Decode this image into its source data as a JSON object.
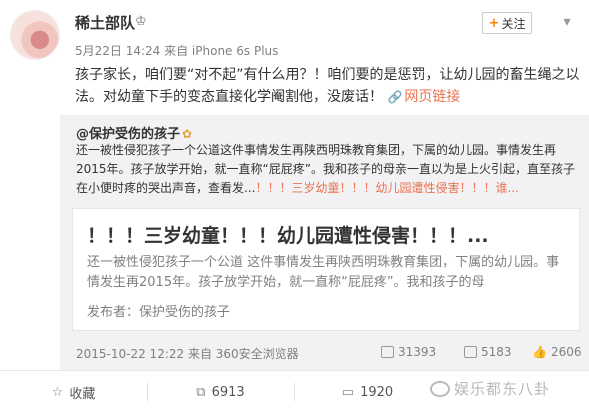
{
  "post": {
    "author": "稀土部队",
    "meta": "5月22日 14:24 来自 iPhone 6s Plus",
    "follow_label": "关注",
    "more_glyph": "▾",
    "content": "孩子家长，咱们要“对不起”有什么用？！咱们要的是惩罚，让幼儿园的畜生绳之以法。对幼童下手的变态直接化学阉割他，没废话！",
    "link_label": "网页链接"
  },
  "repost": {
    "author": "@保护受伤的孩子",
    "text": "还一被性侵犯孩子一个公道这件事情发生再陕西明珠教育集团，下属的幼儿园。事情发生再2015年。孩子放学开始，就一直称“屁屁疼”。我和孩子的母亲一直以为是上火引起，直至孩子在小便时疼的哭出声音，查看发...",
    "link": "！！！三岁幼童！！！幼儿园遭性侵害！！！谁...",
    "card": {
      "title": "！！！三岁幼童！！！幼儿园遭性侵害！！！...",
      "desc": "还一被性侵犯孩子一个公道 这件事情发生再陕西明珠教育集团，下属的幼儿园。事情发生再2015年。孩子放学开始，就一直称“屁屁疼”。我和孩子的母",
      "publisher": "发布者：保护受伤的孩子"
    },
    "time_source": "2015-10-22 12:22 来自 360安全浏览器",
    "reposts": "31393",
    "comments": "5183",
    "likes": "2606"
  },
  "footer": {
    "favorite_label": "收藏",
    "repost_count": "6913",
    "comment_count": "1920"
  },
  "watermark": "娱乐都东八卦"
}
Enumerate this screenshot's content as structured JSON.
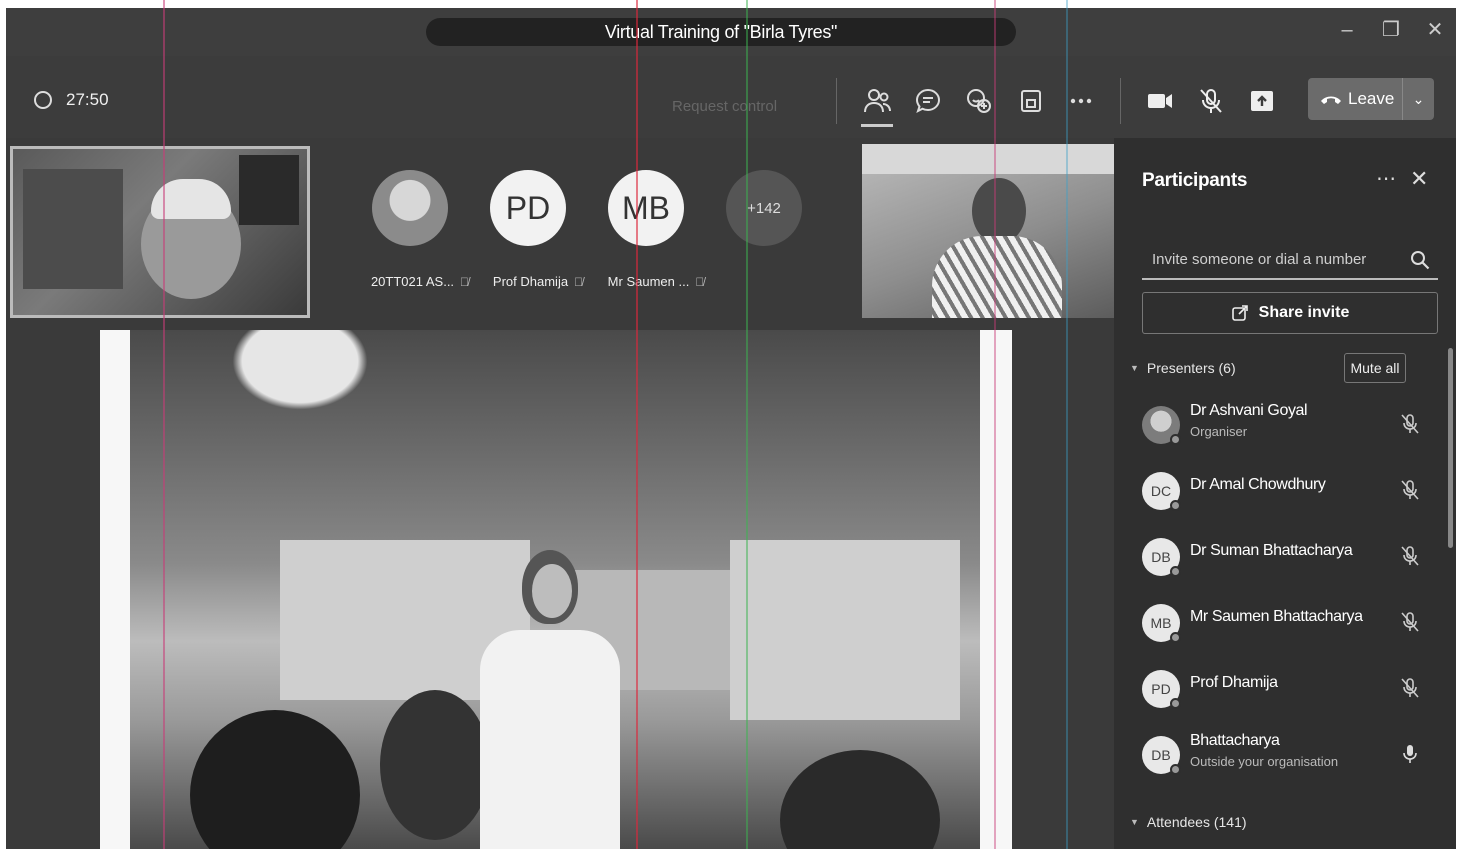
{
  "window": {
    "title": "Virtual Training of \"Birla Tyres\"",
    "controls": [
      "minimize",
      "restore",
      "close"
    ]
  },
  "toolbar": {
    "timer": "27:50",
    "request_control": "Request control",
    "leave_label": "Leave"
  },
  "tiles": [
    {
      "name": "20TT021 AS...",
      "initials": "",
      "photo": true,
      "muted": true
    },
    {
      "name": "Prof Dhamija",
      "initials": "PD",
      "photo": false,
      "muted": true
    },
    {
      "name": "Mr Saumen ...",
      "initials": "MB",
      "photo": false,
      "muted": true
    },
    {
      "name": "",
      "initials": "+142",
      "photo": false,
      "muted": false
    }
  ],
  "panel": {
    "title": "Participants",
    "invite_placeholder": "Invite someone or dial a number",
    "share_invite": "Share invite",
    "presenters_heading": "Presenters (6)",
    "mute_all": "Mute all",
    "attendees_heading": "Attendees (141)",
    "presenters": [
      {
        "initials": "",
        "photo": true,
        "name": "Dr Ashvani Goyal",
        "sub": "Organiser",
        "mic": "muted"
      },
      {
        "initials": "DC",
        "photo": false,
        "name": "Dr Amal Chowdhury",
        "sub": "",
        "mic": "muted"
      },
      {
        "initials": "DB",
        "photo": false,
        "name": "Dr Suman Bhattacharya",
        "sub": "",
        "mic": "muted"
      },
      {
        "initials": "MB",
        "photo": false,
        "name": "Mr Saumen Bhattacharya",
        "sub": "",
        "mic": "muted"
      },
      {
        "initials": "PD",
        "photo": false,
        "name": "Prof Dhamija",
        "sub": "",
        "mic": "muted"
      },
      {
        "initials": "DB",
        "photo": false,
        "name": "Bhattacharya",
        "sub": "Outside your organisation",
        "mic": "on"
      }
    ]
  },
  "colors": {
    "window_bg": "#3a3a3a",
    "panel_bg": "#2f2f2f",
    "accent_text": "#ffffff"
  }
}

══════════

§ WRITTEN EXERCISE
Output the data exactly. Pictures don't belong in the result.

§ CORRECT RESULT
Decode this image into its source data as a JSON object.
{
  "post": {
    "author": "稀土部队",
    "meta": "5月22日 14:24 来自 iPhone 6s Plus",
    "follow_label": "关注",
    "more_glyph": "▾",
    "content": "孩子家长，咱们要“对不起”有什么用？！咱们要的是惩罚，让幼儿园的畜生绳之以法。对幼童下手的变态直接化学阉割他，没废话！",
    "link_label": "网页链接"
  },
  "repost": {
    "author": "@保护受伤的孩子",
    "text": "还一被性侵犯孩子一个公道这件事情发生再陕西明珠教育集团，下属的幼儿园。事情发生再2015年。孩子放学开始，就一直称“屁屁疼”。我和孩子的母亲一直以为是上火引起，直至孩子在小便时疼的哭出声音，查看发...",
    "link": "！！！三岁幼童！！！幼儿园遭性侵害！！！谁...",
    "card": {
      "title": "！！！三岁幼童！！！幼儿园遭性侵害！！！...",
      "desc": "还一被性侵犯孩子一个公道 这件事情发生再陕西明珠教育集团，下属的幼儿园。事情发生再2015年。孩子放学开始，就一直称“屁屁疼”。我和孩子的母",
      "publisher": "发布者：保护受伤的孩子"
    },
    "time_source": "2015-10-22 12:22 来自 360安全浏览器",
    "reposts": "31393",
    "comments": "5183",
    "likes": "2606"
  },
  "footer": {
    "favorite_label": "收藏",
    "repost_count": "6913",
    "comment_count": "1920"
  },
  "watermark": "娱乐都东八卦"
}
Enumerate this screenshot's content as structured JSON.
{
  "window": {
    "title": "Virtual Training of \"Birla Tyres\"",
    "controls": [
      "minimize",
      "restore",
      "close"
    ]
  },
  "toolbar": {
    "timer": "27:50",
    "request_control": "Request control",
    "leave_label": "Leave"
  },
  "tiles": [
    {
      "name": "20TT021 AS...",
      "initials": "",
      "photo": true,
      "muted": true
    },
    {
      "name": "Prof Dhamija",
      "initials": "PD",
      "photo": false,
      "muted": true
    },
    {
      "name": "Mr Saumen ...",
      "initials": "MB",
      "photo": false,
      "muted": true
    },
    {
      "name": "",
      "initials": "+142",
      "photo": false,
      "muted": false
    }
  ],
  "panel": {
    "title": "Participants",
    "invite_placeholder": "Invite someone or dial a number",
    "share_invite": "Share invite",
    "presenters_heading": "Presenters (6)",
    "mute_all": "Mute all",
    "attendees_heading": "Attendees (141)",
    "presenters": [
      {
        "initials": "",
        "photo": true,
        "name": "Dr Ashvani Goyal",
        "sub": "Organiser",
        "mic": "muted"
      },
      {
        "initials": "DC",
        "photo": false,
        "name": "Dr Amal Chowdhury",
        "sub": "",
        "mic": "muted"
      },
      {
        "initials": "DB",
        "photo": false,
        "name": "Dr Suman Bhattacharya",
        "sub": "",
        "mic": "muted"
      },
      {
        "initials": "MB",
        "photo": false,
        "name": "Mr Saumen Bhattacharya",
        "sub": "",
        "mic": "muted"
      },
      {
        "initials": "PD",
        "photo": false,
        "name": "Prof Dhamija",
        "sub": "",
        "mic": "muted"
      },
      {
        "initials": "DB",
        "photo": false,
        "name": "Bhattacharya",
        "sub": "Outside your organisation",
        "mic": "on"
      }
    ]
  },
  "colors": {
    "window_bg": "#3a3a3a",
    "panel_bg": "#2f2f2f",
    "accent_text": "#ffffff"
  }
}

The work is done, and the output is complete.